== Required task ==
Convert every line of the records below into a JSON list of strings, one string per line, with blank lines omitted.

:: Material to process ::

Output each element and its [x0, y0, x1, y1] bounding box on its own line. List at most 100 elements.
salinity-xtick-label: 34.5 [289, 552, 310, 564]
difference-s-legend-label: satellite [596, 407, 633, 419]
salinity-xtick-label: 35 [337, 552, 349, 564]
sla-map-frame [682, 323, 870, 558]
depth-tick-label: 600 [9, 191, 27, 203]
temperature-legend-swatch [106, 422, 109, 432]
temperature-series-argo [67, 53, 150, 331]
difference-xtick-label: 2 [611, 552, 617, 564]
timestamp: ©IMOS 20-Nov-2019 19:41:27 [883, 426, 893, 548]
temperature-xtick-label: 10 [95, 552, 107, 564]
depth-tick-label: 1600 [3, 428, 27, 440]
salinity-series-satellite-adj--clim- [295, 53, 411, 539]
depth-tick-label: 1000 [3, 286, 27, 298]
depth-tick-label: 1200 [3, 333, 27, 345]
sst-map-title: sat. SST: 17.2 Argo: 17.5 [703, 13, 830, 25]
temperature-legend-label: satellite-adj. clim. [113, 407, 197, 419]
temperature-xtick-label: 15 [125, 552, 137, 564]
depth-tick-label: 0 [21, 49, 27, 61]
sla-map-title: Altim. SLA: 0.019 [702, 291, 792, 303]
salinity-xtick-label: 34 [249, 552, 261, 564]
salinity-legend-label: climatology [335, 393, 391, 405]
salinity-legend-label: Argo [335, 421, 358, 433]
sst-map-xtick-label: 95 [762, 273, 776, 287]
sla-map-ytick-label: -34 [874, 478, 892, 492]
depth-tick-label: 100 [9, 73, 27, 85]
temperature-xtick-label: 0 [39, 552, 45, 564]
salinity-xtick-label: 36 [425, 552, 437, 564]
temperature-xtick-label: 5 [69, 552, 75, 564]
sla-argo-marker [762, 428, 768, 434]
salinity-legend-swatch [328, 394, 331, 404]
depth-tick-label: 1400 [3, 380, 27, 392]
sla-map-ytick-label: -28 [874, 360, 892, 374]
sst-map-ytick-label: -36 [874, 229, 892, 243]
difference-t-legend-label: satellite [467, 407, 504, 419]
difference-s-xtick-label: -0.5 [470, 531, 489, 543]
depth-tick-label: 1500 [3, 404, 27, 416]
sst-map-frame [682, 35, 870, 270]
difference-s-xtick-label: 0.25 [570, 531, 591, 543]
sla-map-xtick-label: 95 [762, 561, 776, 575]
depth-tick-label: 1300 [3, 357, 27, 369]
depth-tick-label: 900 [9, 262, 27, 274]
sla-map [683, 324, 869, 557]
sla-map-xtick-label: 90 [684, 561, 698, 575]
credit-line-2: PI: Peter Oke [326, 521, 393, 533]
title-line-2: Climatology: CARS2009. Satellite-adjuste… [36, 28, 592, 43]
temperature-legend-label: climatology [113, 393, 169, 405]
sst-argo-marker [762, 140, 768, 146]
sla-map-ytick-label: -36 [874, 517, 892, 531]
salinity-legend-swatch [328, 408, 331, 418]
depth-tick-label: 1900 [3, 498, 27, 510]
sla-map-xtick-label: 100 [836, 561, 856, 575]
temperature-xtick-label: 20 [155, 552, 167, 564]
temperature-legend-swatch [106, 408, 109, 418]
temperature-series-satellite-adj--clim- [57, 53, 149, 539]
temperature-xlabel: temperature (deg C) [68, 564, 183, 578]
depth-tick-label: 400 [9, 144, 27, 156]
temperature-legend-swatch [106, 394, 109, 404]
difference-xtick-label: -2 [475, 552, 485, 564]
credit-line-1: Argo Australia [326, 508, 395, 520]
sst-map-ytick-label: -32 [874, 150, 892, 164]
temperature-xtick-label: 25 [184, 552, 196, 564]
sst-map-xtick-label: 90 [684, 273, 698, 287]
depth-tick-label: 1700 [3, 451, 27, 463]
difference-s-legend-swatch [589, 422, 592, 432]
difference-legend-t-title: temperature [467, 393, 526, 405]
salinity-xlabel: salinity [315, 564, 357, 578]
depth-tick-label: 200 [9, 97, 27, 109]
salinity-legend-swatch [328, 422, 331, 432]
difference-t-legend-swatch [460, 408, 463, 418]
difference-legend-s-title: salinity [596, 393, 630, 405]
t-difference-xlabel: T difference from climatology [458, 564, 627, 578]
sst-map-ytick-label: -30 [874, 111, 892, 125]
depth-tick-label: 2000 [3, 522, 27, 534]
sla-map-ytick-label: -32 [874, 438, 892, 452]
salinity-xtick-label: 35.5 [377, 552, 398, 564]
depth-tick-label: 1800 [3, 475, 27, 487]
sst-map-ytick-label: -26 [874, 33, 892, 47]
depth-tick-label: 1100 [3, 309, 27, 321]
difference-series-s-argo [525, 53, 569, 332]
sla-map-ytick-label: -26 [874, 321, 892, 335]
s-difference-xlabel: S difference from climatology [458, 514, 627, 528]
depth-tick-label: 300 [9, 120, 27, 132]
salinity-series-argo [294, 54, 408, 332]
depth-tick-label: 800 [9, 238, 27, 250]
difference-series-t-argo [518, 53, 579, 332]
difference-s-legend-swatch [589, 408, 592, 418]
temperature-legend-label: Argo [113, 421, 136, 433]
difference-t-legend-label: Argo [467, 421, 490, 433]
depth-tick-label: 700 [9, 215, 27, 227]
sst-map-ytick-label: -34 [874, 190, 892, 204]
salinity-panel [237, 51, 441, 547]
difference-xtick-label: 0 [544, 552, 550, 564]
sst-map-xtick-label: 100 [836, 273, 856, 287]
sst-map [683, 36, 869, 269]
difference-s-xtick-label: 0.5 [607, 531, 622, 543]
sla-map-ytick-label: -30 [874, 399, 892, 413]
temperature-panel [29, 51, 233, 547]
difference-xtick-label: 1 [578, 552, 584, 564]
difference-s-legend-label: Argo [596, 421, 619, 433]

:::

== Answer ==
[
  "Output each element and its [x0, y0, x1, y1] bounding box on its own line. List at most 100 elements.",
  "salinity-xtick-label: 34.5 [289, 552, 310, 564]",
  "difference-s-legend-label: satellite [596, 407, 633, 419]",
  "salinity-xtick-label: 35 [337, 552, 349, 564]",
  "sla-map-frame [682, 323, 870, 558]",
  "depth-tick-label: 600 [9, 191, 27, 203]",
  "temperature-legend-swatch [106, 422, 109, 432]",
  "temperature-series-argo [67, 53, 150, 331]",
  "difference-xtick-label: 2 [611, 552, 617, 564]",
  "timestamp: ©IMOS 20-Nov-2019 19:41:27 [883, 426, 893, 548]",
  "temperature-xtick-label: 10 [95, 552, 107, 564]",
  "depth-tick-label: 1600 [3, 428, 27, 440]",
  "salinity-series-satellite-adj--clim- [295, 53, 411, 539]",
  "depth-tick-label: 1000 [3, 286, 27, 298]",
  "depth-tick-label: 1200 [3, 333, 27, 345]",
  "sst-map-title: sat. SST: 17.2 Argo: 17.5 [703, 13, 830, 25]",
  "temperature-legend-label: satellite-adj. clim. [113, 407, 197, 419]",
  "temperature-xtick-label: 15 [125, 552, 137, 564]",
  "depth-tick-label: 0 [21, 49, 27, 61]",
  "sla-map-title: Altim. SLA: 0.019 [702, 291, 792, 303]",
  "salinity-xtick-label: 34 [249, 552, 261, 564]",
  "salinity-legend-label: climatology [335, 393, 391, 405]",
  "salinity-legend-label: Argo [335, 421, 358, 433]",
  "sst-map-xtick-label: 95 [762, 273, 776, 287]",
  "sla-map-ytick-label: -34 [874, 478, 892, 492]",
  "depth-tick-label: 100 [9, 73, 27, 85]",
  "temperature-xtick-label: 0 [39, 552, 45, 564]",
  "salinity-xtick-label: 36 [425, 552, 437, 564]",
  "temperature-xtick-label: 5 [69, 552, 75, 564]",
  "sla-argo-marker [762, 428, 768, 434]",
  "salinity-legend-swatch [328, 394, 331, 404]",
  "depth-tick-label: 1400 [3, 380, 27, 392]",
  "sla-map-ytick-label: -28 [874, 360, 892, 374]",
  "sst-map-ytick-label: -36 [874, 229, 892, 243]",
  "difference-t-legend-label: satellite [467, 407, 504, 419]",
  "difference-s-xtick-label: -0.5 [470, 531, 489, 543]",
  "depth-tick-label: 1500 [3, 404, 27, 416]",
  "sst-map-frame [682, 35, 870, 270]",
  "difference-s-xtick-label: 0.25 [570, 531, 591, 543]",
  "sla-map-xtick-label: 95 [762, 561, 776, 575]",
  "depth-tick-label: 1300 [3, 357, 27, 369]",
  "depth-tick-label: 900 [9, 262, 27, 274]",
  "sla-map [683, 324, 869, 557]",
  "sla-map-xtick-label: 90 [684, 561, 698, 575]",
  "credit-line-2: PI: Peter Oke [326, 521, 393, 533]",
  "title-line-2: Climatology: CARS2009. Satellite-adjuste… [36, 28, 592, 43]",
  "temperature-legend-label: climatology [113, 393, 169, 405]",
  "sst-argo-marker [762, 140, 768, 146]",
  "sla-map-ytick-label: -36 [874, 517, 892, 531]",
  "salinity-legend-swatch [328, 408, 331, 418]",
  "depth-tick-label: 1900 [3, 498, 27, 510]",
  "sla-map-xtick-label: 100 [836, 561, 856, 575]",
  "temperature-xtick-label: 20 [155, 552, 167, 564]",
  "temperature-legend-swatch [106, 408, 109, 418]",
  "temperature-series-satellite-adj--clim- [57, 53, 149, 539]",
  "temperature-xlabel: temperature (deg C) [68, 564, 183, 578]",
  "depth-tick-label: 400 [9, 144, 27, 156]",
  "temperature-legend-swatch [106, 394, 109, 404]",
  "difference-xtick-label: -2 [475, 552, 485, 564]",
  "credit-line-1: Argo Australia [326, 508, 395, 520]",
  "sst-map-ytick-label: -32 [874, 150, 892, 164]",
  "temperature-xtick-label: 25 [184, 552, 196, 564]",
  "sst-map-xtick-label: 90 [684, 273, 698, 287]",
  "depth-tick-label: 1700 [3, 451, 27, 463]",
  "difference-s-legend-swatch [589, 422, 592, 432]",
  "difference-legend-t-title: temperature [467, 393, 526, 405]",
  "salinity-xlabel: salinity [315, 564, 357, 578]",
  "depth-tick-label: 200 [9, 97, 27, 109]",
  "salinity-legend-swatch [328, 422, 331, 432]",
  "difference-t-legend-swatch [460, 408, 463, 418]",
  "difference-legend-s-title: salinity [596, 393, 630, 405]",
  "t-difference-xlabel: T difference from climatology [458, 564, 627, 578]",
  "sst-map-ytick-label: -30 [874, 111, 892, 125]",
  "depth-tick-label: 2000 [3, 522, 27, 534]",
  "sla-map-ytick-label: -32 [874, 438, 892, 452]",
  "salinity-xtick-label: 35.5 [377, 552, 398, 564]",
  "depth-tick-label: 1800 [3, 475, 27, 487]",
  "sst-map-ytick-label: -26 [874, 33, 892, 47]",
  "depth-tick-label: 1100 [3, 309, 27, 321]",
  "difference-series-s-argo [525, 53, 569, 332]",
  "sla-map-ytick-label: -26 [874, 321, 892, 335]",
  "s-difference-xlabel: S difference from climatology [458, 514, 627, 528]",
  "depth-tick-label: 300 [9, 120, 27, 132]",
  "salinity-series-argo [294, 54, 408, 332]",
  "depth-tick-label: 800 [9, 238, 27, 250]",
  "difference-series-t-argo [518, 53, 579, 332]",
  "difference-s-legend-swatch [589, 408, 592, 418]",
  "temperature-legend-label: Argo [113, 421, 136, 433]",
  "difference-t-legend-label: Argo [467, 421, 490, 433]",
  "depth-tick-label: 700 [9, 215, 27, 227]",
  "sst-map-ytick-label: -34 [874, 190, 892, 204]",
  "salinity-panel [237, 51, 441, 547]",
  "difference-xtick-label: 0 [544, 552, 550, 564]",
  "sst-map-xtick-label: 100 [836, 273, 856, 287]",
  "sst-map [683, 36, 869, 269]",
  "difference-s-xtick-label: 0.5 [607, 531, 622, 543]",
  "sla-map-ytick-label: -30 [874, 399, 892, 413]",
  "temperature-panel [29, 51, 233, 547]",
  "difference-xtick-label: 1 [578, 552, 584, 564]",
  "difference-s-legend-label: Argo [596, 421, 619, 433]"
]